In the passage on sensation seeking and self-regulation across age, in which country did sensation seeking increase linearly with age?

### SELECTED PASSAGE
· · · ·

By iteratively re-estimating our models with age re-centered at each year, we were able to identify the age (in whole years) at which each construct’s estimated value was highest. Sensation seeking peaked at age 19, consistent with visual inspection. An analysis of the effects of age after this peak (i.e., those aged 20 to 30, N = 1,659) indicated that sensation seeking decreased significantly from age 20 to 30 (bage = −2.00, SE = 0.47, p < .001) (see bottom of Table 4). In contrast, self-regulation peaked at age 24, but did not change significantly after age 25, remaining at the same level until age 30 (N = 802; bage = −0.77, SE = 1.40, p = .59).

Differences Among Countries

The omnibus chi-square difference tests indicated that the effects of age were not the same in all eleven countries for either the sensation-seeking composite (Δχ2(20) = 46.91, p < .05) or the self-regulation composite (Δχ2(20) = 95.76, p < .05). To explore these differences, we compared the effects of age and age2 within each individual country (one at a time) to the average observed in the ten other countries.

Results of these analyses indicated that in China, Italy, Jordan, and the Philippines, the age-related pattern for sensation seeking differed significantly from the aggregate of the other countries (see Table S3 for comparisons and quadratic age trends). Although the age effects observed in China, Italy, and the Philippines differed from those of the aggregate, sensation seeking nevertheless followed an inverted-U pattern across age in each of these countries. In Jordan, however, sensation seeking increased linearly with age (bage = 1.38, SE = 0.52, p = .007). Thus, all but one of the deviations from the average age pattern reflected differences in the magnitude of the curvilinear pattern (i.e., as seen in China, Italy, and the Philippines), rather than the general shape of the age trend (as seen in Jordan).

· · · ·

### SUPPLIED DATA

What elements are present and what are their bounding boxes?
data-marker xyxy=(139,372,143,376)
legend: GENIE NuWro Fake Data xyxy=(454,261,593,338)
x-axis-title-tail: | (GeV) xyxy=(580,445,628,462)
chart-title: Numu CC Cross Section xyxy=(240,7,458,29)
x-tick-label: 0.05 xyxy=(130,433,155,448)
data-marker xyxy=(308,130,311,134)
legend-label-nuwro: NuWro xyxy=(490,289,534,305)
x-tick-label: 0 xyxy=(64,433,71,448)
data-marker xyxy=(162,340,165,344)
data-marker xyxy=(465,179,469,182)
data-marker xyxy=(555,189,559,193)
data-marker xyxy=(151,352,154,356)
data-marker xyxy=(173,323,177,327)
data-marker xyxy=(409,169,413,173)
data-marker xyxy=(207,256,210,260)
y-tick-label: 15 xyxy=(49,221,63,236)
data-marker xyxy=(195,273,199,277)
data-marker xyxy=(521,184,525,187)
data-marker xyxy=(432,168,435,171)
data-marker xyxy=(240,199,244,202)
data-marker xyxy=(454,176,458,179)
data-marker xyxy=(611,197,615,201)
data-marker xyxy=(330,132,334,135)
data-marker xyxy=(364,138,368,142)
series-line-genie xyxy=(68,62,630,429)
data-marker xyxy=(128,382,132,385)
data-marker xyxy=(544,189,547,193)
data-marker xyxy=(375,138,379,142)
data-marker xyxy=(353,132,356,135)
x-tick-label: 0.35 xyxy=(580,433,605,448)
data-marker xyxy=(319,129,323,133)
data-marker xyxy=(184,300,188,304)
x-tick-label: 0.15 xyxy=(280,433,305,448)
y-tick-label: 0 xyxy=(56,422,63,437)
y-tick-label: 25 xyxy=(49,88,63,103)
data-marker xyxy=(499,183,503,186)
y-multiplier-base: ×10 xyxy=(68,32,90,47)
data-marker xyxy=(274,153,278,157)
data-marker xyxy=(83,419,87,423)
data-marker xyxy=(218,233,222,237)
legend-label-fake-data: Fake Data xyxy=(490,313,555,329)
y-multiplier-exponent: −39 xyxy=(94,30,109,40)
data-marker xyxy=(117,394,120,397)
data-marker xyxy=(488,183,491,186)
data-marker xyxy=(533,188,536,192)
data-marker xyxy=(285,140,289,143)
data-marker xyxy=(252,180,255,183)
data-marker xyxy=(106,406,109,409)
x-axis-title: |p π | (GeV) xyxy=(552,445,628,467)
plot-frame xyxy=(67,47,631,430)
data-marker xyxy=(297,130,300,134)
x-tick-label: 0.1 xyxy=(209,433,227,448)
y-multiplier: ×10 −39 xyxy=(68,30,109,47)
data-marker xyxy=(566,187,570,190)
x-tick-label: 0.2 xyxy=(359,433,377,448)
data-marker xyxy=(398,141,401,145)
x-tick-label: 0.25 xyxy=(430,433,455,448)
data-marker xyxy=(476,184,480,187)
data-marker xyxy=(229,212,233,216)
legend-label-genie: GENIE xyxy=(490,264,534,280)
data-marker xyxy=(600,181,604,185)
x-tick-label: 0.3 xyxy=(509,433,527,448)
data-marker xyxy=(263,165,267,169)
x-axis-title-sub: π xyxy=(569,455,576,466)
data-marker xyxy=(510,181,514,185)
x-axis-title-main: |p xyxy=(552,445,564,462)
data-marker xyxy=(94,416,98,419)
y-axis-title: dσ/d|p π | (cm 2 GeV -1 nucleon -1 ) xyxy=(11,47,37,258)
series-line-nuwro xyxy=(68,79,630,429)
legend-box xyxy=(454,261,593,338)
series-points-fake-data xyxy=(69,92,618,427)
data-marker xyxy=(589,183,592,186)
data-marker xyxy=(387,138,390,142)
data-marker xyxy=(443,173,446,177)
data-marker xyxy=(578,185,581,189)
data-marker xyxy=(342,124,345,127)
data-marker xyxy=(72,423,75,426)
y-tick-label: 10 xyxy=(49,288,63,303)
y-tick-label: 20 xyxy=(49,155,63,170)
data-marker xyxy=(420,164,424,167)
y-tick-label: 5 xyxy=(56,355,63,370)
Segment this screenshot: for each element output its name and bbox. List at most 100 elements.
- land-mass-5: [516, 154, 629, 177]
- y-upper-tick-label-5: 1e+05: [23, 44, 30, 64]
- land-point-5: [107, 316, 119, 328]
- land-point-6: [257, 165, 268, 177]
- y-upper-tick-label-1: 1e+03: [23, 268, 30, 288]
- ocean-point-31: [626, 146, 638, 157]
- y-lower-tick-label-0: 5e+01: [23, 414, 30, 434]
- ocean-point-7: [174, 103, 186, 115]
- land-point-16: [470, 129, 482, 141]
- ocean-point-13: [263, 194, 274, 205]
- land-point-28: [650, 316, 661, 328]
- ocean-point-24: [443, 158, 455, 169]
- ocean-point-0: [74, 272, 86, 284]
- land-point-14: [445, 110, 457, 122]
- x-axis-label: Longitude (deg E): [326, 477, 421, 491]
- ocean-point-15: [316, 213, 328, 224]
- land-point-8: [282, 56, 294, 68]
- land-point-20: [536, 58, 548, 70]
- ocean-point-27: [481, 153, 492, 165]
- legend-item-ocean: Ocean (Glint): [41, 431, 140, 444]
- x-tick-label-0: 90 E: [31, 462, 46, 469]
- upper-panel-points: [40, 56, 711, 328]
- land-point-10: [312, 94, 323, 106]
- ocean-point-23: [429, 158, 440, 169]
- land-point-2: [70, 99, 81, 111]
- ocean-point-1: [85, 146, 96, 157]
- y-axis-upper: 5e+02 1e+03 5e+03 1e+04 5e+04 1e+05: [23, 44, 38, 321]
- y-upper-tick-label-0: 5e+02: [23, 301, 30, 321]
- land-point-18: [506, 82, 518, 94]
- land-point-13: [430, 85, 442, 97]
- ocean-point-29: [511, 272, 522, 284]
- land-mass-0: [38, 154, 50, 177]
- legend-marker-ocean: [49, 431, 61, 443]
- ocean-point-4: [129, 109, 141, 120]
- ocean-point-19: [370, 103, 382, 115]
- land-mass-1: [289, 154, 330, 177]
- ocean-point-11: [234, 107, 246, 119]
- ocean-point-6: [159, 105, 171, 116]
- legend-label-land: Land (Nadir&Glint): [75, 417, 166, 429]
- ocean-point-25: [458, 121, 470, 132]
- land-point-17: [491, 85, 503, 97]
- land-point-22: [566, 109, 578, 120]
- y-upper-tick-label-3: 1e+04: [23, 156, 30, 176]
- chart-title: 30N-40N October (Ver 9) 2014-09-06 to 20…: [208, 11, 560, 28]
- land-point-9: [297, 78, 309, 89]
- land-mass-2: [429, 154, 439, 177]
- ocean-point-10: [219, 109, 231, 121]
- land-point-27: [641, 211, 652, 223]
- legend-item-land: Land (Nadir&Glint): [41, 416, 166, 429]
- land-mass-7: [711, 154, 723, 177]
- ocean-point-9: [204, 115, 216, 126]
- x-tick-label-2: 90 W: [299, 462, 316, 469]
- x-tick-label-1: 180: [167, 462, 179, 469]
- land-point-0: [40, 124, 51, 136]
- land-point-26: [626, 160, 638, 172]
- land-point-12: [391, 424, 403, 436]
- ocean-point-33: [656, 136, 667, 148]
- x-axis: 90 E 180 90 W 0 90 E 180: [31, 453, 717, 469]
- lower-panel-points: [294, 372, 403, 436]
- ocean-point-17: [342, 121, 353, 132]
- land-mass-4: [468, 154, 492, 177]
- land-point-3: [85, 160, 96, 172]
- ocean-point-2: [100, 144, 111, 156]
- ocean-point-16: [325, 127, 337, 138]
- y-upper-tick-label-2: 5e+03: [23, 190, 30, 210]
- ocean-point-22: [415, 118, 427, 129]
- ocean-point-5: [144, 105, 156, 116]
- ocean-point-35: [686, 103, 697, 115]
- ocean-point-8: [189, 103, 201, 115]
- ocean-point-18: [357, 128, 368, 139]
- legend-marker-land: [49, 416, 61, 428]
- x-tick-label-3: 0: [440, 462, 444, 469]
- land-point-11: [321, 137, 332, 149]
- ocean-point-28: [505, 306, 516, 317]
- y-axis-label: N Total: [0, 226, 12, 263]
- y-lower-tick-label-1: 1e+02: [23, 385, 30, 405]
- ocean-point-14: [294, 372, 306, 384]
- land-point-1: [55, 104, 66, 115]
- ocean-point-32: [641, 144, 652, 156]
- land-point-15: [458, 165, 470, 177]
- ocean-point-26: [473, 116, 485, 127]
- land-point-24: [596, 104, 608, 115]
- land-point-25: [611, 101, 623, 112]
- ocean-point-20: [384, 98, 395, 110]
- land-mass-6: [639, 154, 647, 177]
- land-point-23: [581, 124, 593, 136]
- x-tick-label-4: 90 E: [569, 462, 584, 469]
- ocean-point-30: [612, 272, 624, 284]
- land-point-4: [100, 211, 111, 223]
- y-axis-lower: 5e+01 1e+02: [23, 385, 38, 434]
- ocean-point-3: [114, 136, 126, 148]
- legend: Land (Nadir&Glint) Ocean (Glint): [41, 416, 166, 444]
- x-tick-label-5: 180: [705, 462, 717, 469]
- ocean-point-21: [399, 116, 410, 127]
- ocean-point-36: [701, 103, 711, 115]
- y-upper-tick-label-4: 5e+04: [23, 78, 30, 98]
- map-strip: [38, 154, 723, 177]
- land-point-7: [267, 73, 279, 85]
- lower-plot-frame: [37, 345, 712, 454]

· · · ·

### WRITTEN ANSWER
Jordan